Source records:
**********
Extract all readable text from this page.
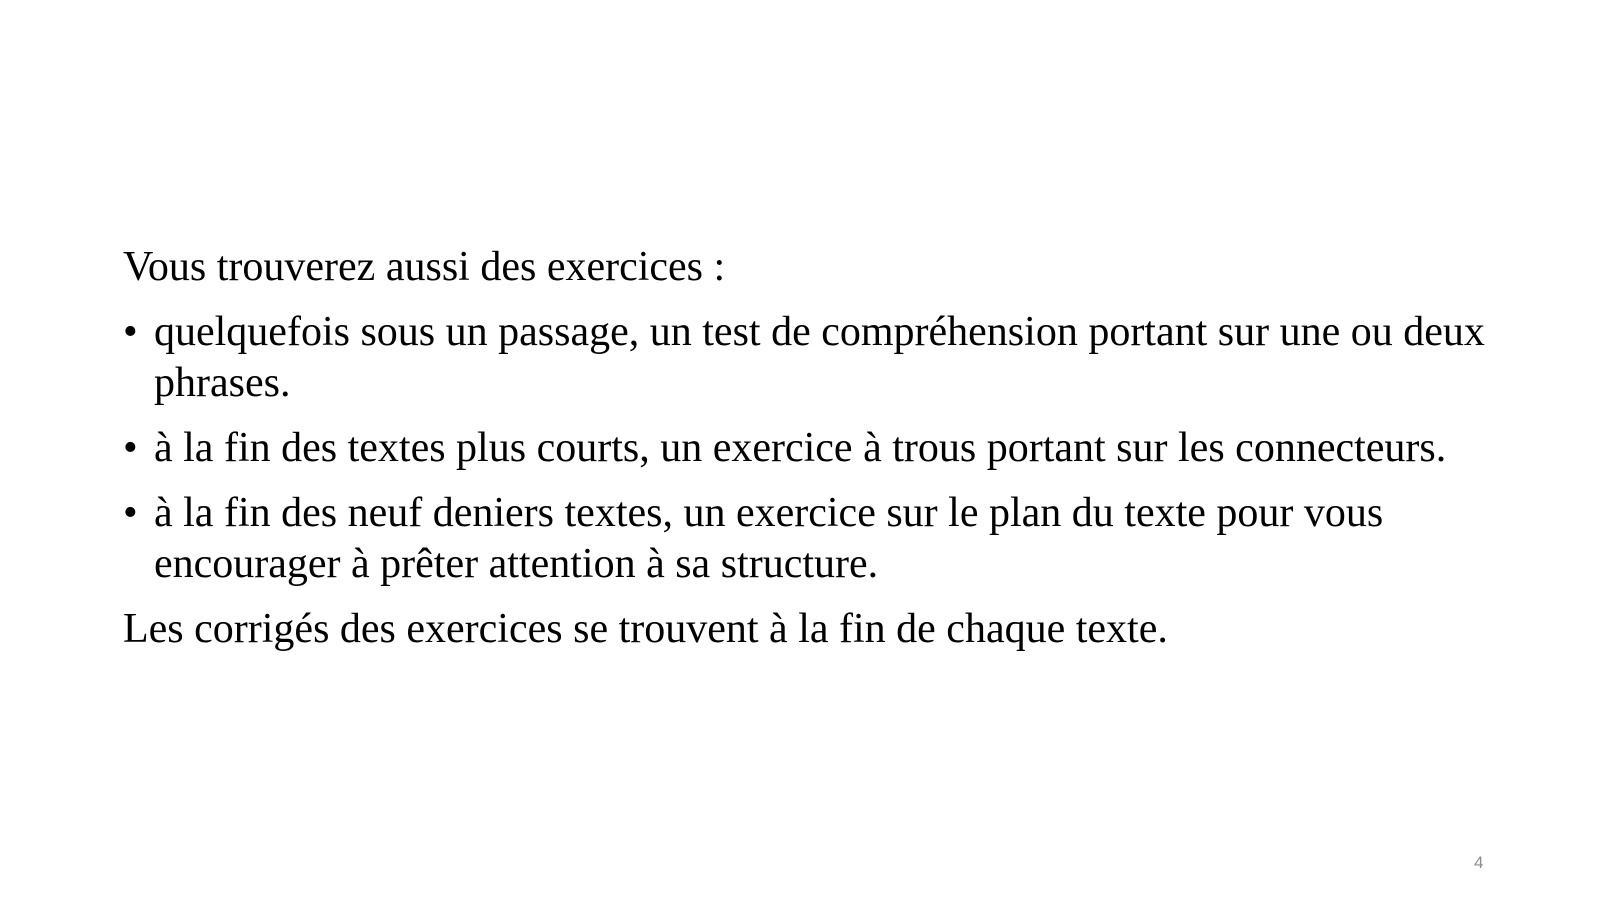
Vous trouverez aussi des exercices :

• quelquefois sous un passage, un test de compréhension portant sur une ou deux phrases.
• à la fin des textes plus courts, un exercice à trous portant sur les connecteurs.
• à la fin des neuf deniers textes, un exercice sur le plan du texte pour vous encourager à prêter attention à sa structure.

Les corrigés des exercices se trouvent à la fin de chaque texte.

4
**********
Locate all lines in the listing above with the word "textes" and copy them.

> RESULT FOR THIS TASK
• à la fin des textes plus courts, un exercice à trous portant sur les connecteurs.
• à la fin des neuf deniers textes, un exercice sur le plan du texte pour vous encourager à prêter attention à sa structure.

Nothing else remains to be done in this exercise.